(Figure dataset records)
● ● ●
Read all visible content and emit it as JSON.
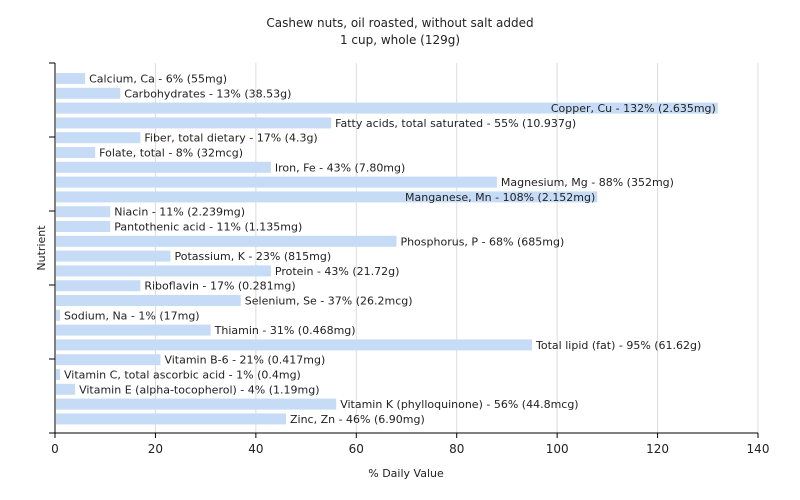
{
  "chart_data": {
    "type": "bar",
    "orientation": "horizontal",
    "title": "Cashew nuts, oil roasted, without salt added",
    "subtitle": "1 cup, whole (129g)",
    "xlabel": "% Daily Value",
    "ylabel": "Nutrient",
    "xlim": [
      0,
      140
    ],
    "xticks": [
      0,
      20,
      40,
      60,
      80,
      100,
      120,
      140
    ],
    "grid": true,
    "bar_color": "#c6dcf6",
    "grid_color": "#dcdcdc",
    "bars": [
      {
        "label": "Calcium, Ca - 6% (55mg)",
        "value": 6
      },
      {
        "label": "Carbohydrates - 13% (38.53g)",
        "value": 13
      },
      {
        "label": "Copper, Cu - 132% (2.635mg)",
        "value": 132
      },
      {
        "label": "Fatty acids, total saturated - 55% (10.937g)",
        "value": 55
      },
      {
        "label": "Fiber, total dietary - 17% (4.3g)",
        "value": 17
      },
      {
        "label": "Folate, total - 8% (32mcg)",
        "value": 8
      },
      {
        "label": "Iron, Fe - 43% (7.80mg)",
        "value": 43
      },
      {
        "label": "Magnesium, Mg - 88% (352mg)",
        "value": 88
      },
      {
        "label": "Manganese, Mn - 108% (2.152mg)",
        "value": 108
      },
      {
        "label": "Niacin - 11% (2.239mg)",
        "value": 11
      },
      {
        "label": "Pantothenic acid - 11% (1.135mg)",
        "value": 11
      },
      {
        "label": "Phosphorus, P - 68% (685mg)",
        "value": 68
      },
      {
        "label": "Potassium, K - 23% (815mg)",
        "value": 23
      },
      {
        "label": "Protein - 43% (21.72g)",
        "value": 43
      },
      {
        "label": "Riboflavin - 17% (0.281mg)",
        "value": 17
      },
      {
        "label": "Selenium, Se - 37% (26.2mcg)",
        "value": 37
      },
      {
        "label": "Sodium, Na - 1% (17mg)",
        "value": 1
      },
      {
        "label": "Thiamin - 31% (0.468mg)",
        "value": 31
      },
      {
        "label": "Total lipid (fat) - 95% (61.62g)",
        "value": 95
      },
      {
        "label": "Vitamin B-6 - 21% (0.417mg)",
        "value": 21
      },
      {
        "label": "Vitamin C, total ascorbic acid - 1% (0.4mg)",
        "value": 1
      },
      {
        "label": "Vitamin E (alpha-tocopherol) - 4% (1.19mg)",
        "value": 4
      },
      {
        "label": "Vitamin K (phylloquinone) - 56% (44.8mcg)",
        "value": 56
      },
      {
        "label": "Zinc, Zn - 46% (6.90mg)",
        "value": 46
      }
    ]
  }
}
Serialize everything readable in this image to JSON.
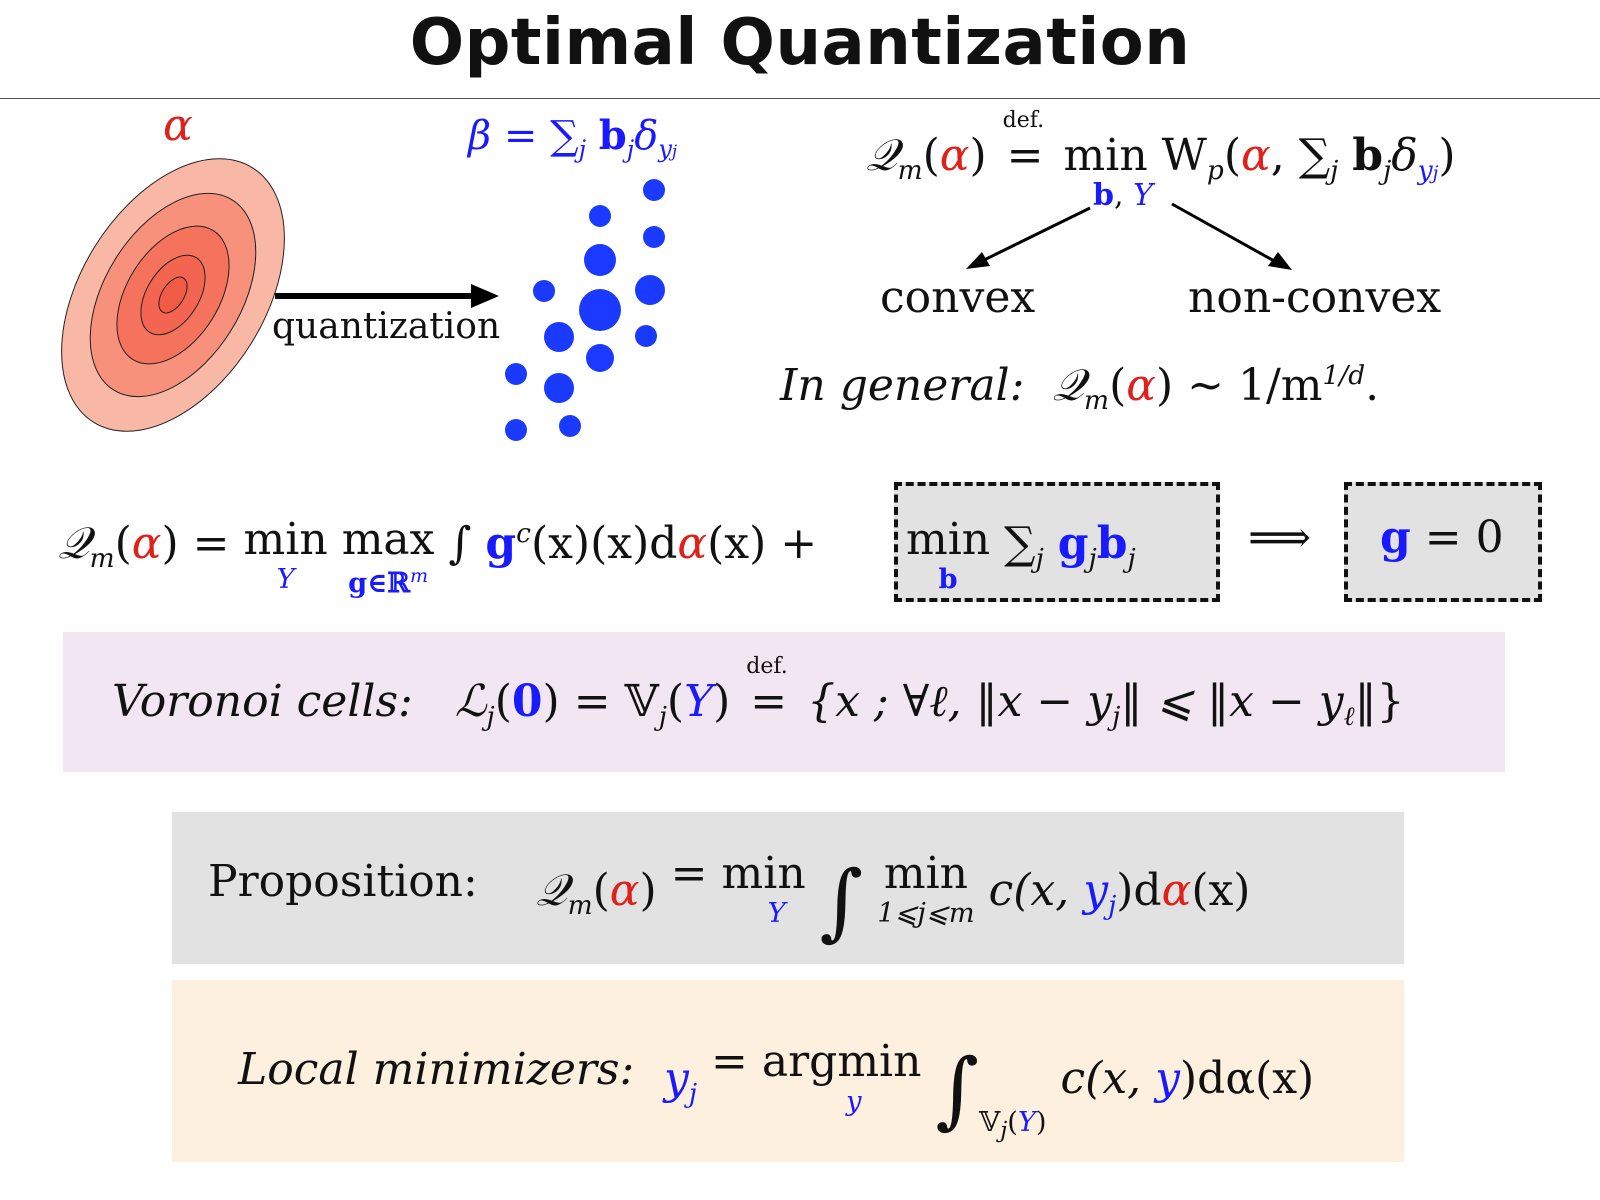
{
  "title": "Optimal Quantization",
  "figure": {
    "alpha_label": "α",
    "beta_label": "β = ∑",
    "beta_sub": "j",
    "beta_b": "b",
    "beta_bsub": "j",
    "beta_delta": "δ",
    "beta_dsub": "y",
    "beta_dsubsub": "j",
    "arrow_label": "quantization",
    "colors": {
      "alpha": "#e0211b",
      "beta": "#1a1aff"
    }
  },
  "definition": {
    "lhs": "𝒬",
    "lhs_sub": "m",
    "alpha": "α",
    "defeq_top": "def.",
    "defeq": "=",
    "min": "min",
    "min_under_b": "b",
    "min_under_sep": ", ",
    "min_under_Y": "Y",
    "wass": "W",
    "wass_sub": "p",
    "sum": "∑",
    "sum_sub": "j",
    "b": "b",
    "b_sub": "j",
    "delta": "δ",
    "delta_sub": "y",
    "delta_subsub": "j",
    "branch_left": "convex",
    "branch_right": "non-convex"
  },
  "general": {
    "label": "In general:",
    "lhs": "𝒬",
    "lhs_sub": "m",
    "alpha": "α",
    "rhs": "∼ 1/m",
    "rhs_sup": "1/d",
    "end": "."
  },
  "dual": {
    "lhs": "𝒬",
    "lhs_sub": "m",
    "alpha": "α",
    "eq": "=",
    "min": "min",
    "min_under": "Y",
    "max": "max",
    "max_under": "g∈ℝ",
    "max_under_sup": "m",
    "integral": "∫",
    "g": "g",
    "g_sup": "c",
    "integrand": "(x)(x)d",
    "alpha2": "α",
    "integrand_end": "(x) +",
    "box_min": "min",
    "box_min_under": "b",
    "box_sum": "∑",
    "box_sum_sub": "j",
    "box_g": "g",
    "box_g_sub": "j",
    "box_b": "b",
    "box_b_sub": "j",
    "implies": "⟹",
    "result_g": "g",
    "result_rest": "= 0"
  },
  "voronoi": {
    "label": "Voronoi cells:",
    "L": "ℒ",
    "L_sub": "j",
    "zero": "0",
    "eq": "=",
    "V": "𝕍",
    "V_sub": "j",
    "Y": "Y",
    "defeq_top": "def.",
    "defeq": "=",
    "set": "{x ; ∀ℓ, ‖x − y",
    "set_sub1": "j",
    "set_mid": "‖ ⩽ ‖x − y",
    "set_sub2": "ℓ",
    "set_end": "‖}"
  },
  "proposition": {
    "label": "Proposition:",
    "lhs": "𝒬",
    "lhs_sub": "m",
    "alpha": "α",
    "eq": "= min",
    "min_under": "Y",
    "integral": "∫",
    "inner_min": "min",
    "inner_under": "1⩽j⩽m",
    "cost": "c(x, ",
    "y": "y",
    "y_sub": "j",
    "cost_end": ")d",
    "alpha2": "α",
    "end": "(x)"
  },
  "local": {
    "label": "Local minimizers:",
    "y": "y",
    "y_sub": "j",
    "eq": "= argmin",
    "argmin_under": "y",
    "integral": "∫",
    "int_under_V": "𝕍",
    "int_under_Vsub": "j",
    "int_under_open": "(",
    "int_under_Y": "Y",
    "int_under_close": ")",
    "cost": "c(x, ",
    "y2": "y",
    "cost_end": ")dα(x)"
  },
  "chart_data": {
    "type": "scatter",
    "title": "",
    "xlabel": "",
    "ylabel": "",
    "series": [
      {
        "values": []
      }
    ]
  }
}
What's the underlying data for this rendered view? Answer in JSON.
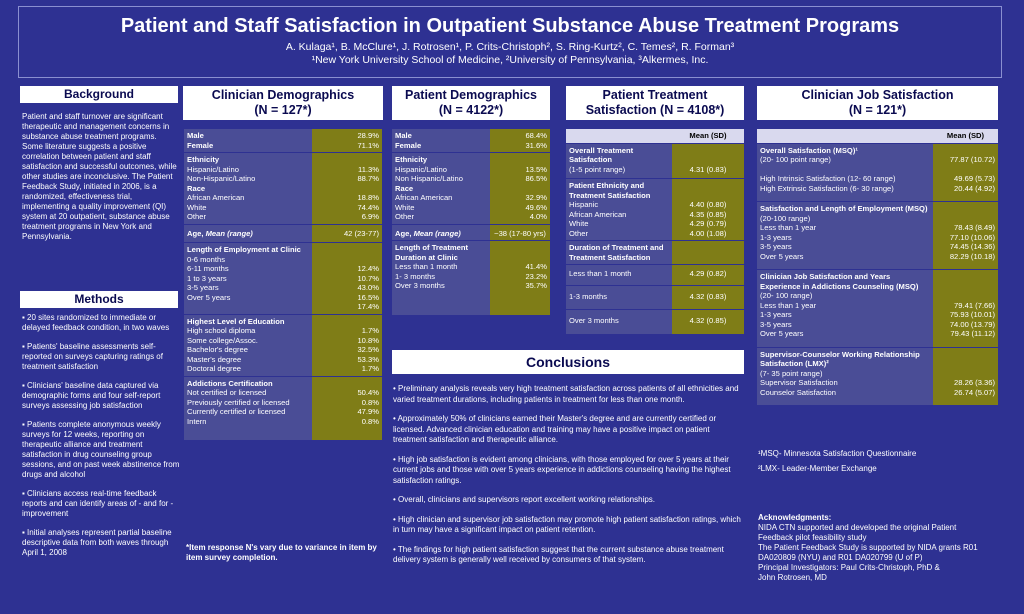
● ● ●
Exercise prompt:
Repeat every entry above word for word, and include no pictures.

Your response:
Read all visible content and emit it as JSON.
{
  "chart_data": {
    "type": "bar",
    "orientation": "horizontal",
    "title": "Cashew nuts, oil roasted, without salt added",
    "subtitle": "1 cup, whole (129g)",
    "xlabel": "% Daily Value",
    "ylabel": "Nutrient",
    "xlim": [
      0,
      140
    ],
    "xticks": [
      0,
      20,
      40,
      60,
      80,
      100,
      120,
      140
    ],
    "grid": true,
    "bar_color": "#c6dcf6",
    "grid_color": "#dcdcdc",
    "bars": [
      {
        "label": "Calcium, Ca - 6% (55mg)",
        "value": 6
      },
      {
        "label": "Carbohydrates - 13% (38.53g)",
        "value": 13
      },
      {
        "label": "Copper, Cu - 132% (2.635mg)",
        "value": 132
      },
      {
        "label": "Fatty acids, total saturated - 55% (10.937g)",
        "value": 55
      },
      {
        "label": "Fiber, total dietary - 17% (4.3g)",
        "value": 17
      },
      {
        "label": "Folate, total - 8% (32mcg)",
        "value": 8
      },
      {
        "label": "Iron, Fe - 43% (7.80mg)",
        "value": 43
      },
      {
        "label": "Magnesium, Mg - 88% (352mg)",
        "value": 88
      },
      {
        "label": "Manganese, Mn - 108% (2.152mg)",
        "value": 108
      },
      {
        "label": "Niacin - 11% (2.239mg)",
        "value": 11
      },
      {
        "label": "Pantothenic acid - 11% (1.135mg)",
        "value": 11
      },
      {
        "label": "Phosphorus, P - 68% (685mg)",
        "value": 68
      },
      {
        "label": "Potassium, K - 23% (815mg)",
        "value": 23
      },
      {
        "label": "Protein - 43% (21.72g)",
        "value": 43
      },
      {
        "label": "Riboflavin - 17% (0.281mg)",
        "value": 17
      },
      {
        "label": "Selenium, Se - 37% (26.2mcg)",
        "value": 37
      },
      {
        "label": "Sodium, Na - 1% (17mg)",
        "value": 1
      },
      {
        "label": "Thiamin - 31% (0.468mg)",
        "value": 31
      },
      {
        "label": "Total lipid (fat) - 95% (61.62g)",
        "value": 95
      },
      {
        "label": "Vitamin B-6 - 21% (0.417mg)",
        "value": 21
      },
      {
        "label": "Vitamin C, total ascorbic acid - 1% (0.4mg)",
        "value": 1
      },
      {
        "label": "Vitamin E (alpha-tocopherol) - 4% (1.19mg)",
        "value": 4
      },
      {
        "label": "Vitamin K (phylloquinone) - 56% (44.8mcg)",
        "value": 56
      },
      {
        "label": "Zinc, Zn - 46% (6.90mg)",
        "value": 46
      }
    ]
  }
}
Serialize everything readable in this image to JSON.
{
  "title": "Optimal Quantization",
  "figure": {
    "alpha_label": "α",
    "beta_label": "β = ∑",
    "beta_sub": "j",
    "beta_b": "b",
    "beta_bsub": "j",
    "beta_delta": "δ",
    "beta_dsub": "y",
    "beta_dsubsub": "j",
    "arrow_label": "quantization",
    "colors": {
      "alpha": "#e0211b",
      "beta": "#1a1aff"
    }
  },
  "definition": {
    "lhs": "𝒬",
    "lhs_sub": "m",
    "alpha": "α",
    "defeq_top": "def.",
    "defeq": "=",
    "min": "min",
    "min_under_b": "b",
    "min_under_sep": ", ",
    "min_under_Y": "Y",
    "wass": "W",
    "wass_sub": "p",
    "sum": "∑",
    "sum_sub": "j",
    "b": "b",
    "b_sub": "j",
    "delta": "δ",
    "delta_sub": "y",
    "delta_subsub": "j",
    "branch_left": "convex",
    "branch_right": "non-convex"
  },
  "general": {
    "label": "In general:",
    "lhs": "𝒬",
    "lhs_sub": "m",
    "alpha": "α",
    "rhs": "∼ 1/m",
    "rhs_sup": "1/d",
    "end": "."
  },
  "dual": {
    "lhs": "𝒬",
    "lhs_sub": "m",
    "alpha": "α",
    "eq": "=",
    "min": "min",
    "min_under": "Y",
    "max": "max",
    "max_under": "g∈ℝ",
    "max_under_sup": "m",
    "integral": "∫",
    "g": "g",
    "g_sup": "c",
    "integrand": "(x)(x)d",
    "alpha2": "α",
    "integrand_end": "(x) +",
    "box_min": "min",
    "box_min_under": "b",
    "box_sum": "∑",
    "box_sum_sub": "j",
    "box_g": "g",
    "box_g_sub": "j",
    "box_b": "b",
    "box_b_sub": "j",
    "implies": "⟹",
    "result_g": "g",
    "result_rest": "= 0"
  },
  "voronoi": {
    "label": "Voronoi cells:",
    "L": "ℒ",
    "L_sub": "j",
    "zero": "0",
    "eq": "=",
    "V": "𝕍",
    "V_sub": "j",
    "Y": "Y",
    "defeq_top": "def.",
    "defeq": "=",
    "set": "{x ; ∀ℓ, ‖x − y",
    "set_sub1": "j",
    "set_mid": "‖ ⩽ ‖x − y",
    "set_sub2": "ℓ",
    "set_end": "‖}"
  },
  "proposition": {
    "label": "Proposition:",
    "lhs": "𝒬",
    "lhs_sub": "m",
    "alpha": "α",
    "eq": "= min",
    "min_under": "Y",
    "integral": "∫",
    "inner_min": "min",
    "inner_under": "1⩽j⩽m",
    "cost": "c(x, ",
    "y": "y",
    "y_sub": "j",
    "cost_end": ")d",
    "alpha2": "α",
    "end": "(x)"
  },
  "local": {
    "label": "Local minimizers:",
    "y": "y",
    "y_sub": "j",
    "eq": "= argmin",
    "argmin_under": "y",
    "integral": "∫",
    "int_under_V": "𝕍",
    "int_under_Vsub": "j",
    "int_under_open": "(",
    "int_under_Y": "Y",
    "int_under_close": ")",
    "cost": "c(x, ",
    "y2": "y",
    "cost_end": ")dα(x)"
  },
  "chart_data": {
    "type": "scatter",
    "title": "",
    "xlabel": "",
    "ylabel": "",
    "series": [
      {
        "values": []
      }
    ]
  }
}
What's the underlying data for this rendered view? Answer in JSON.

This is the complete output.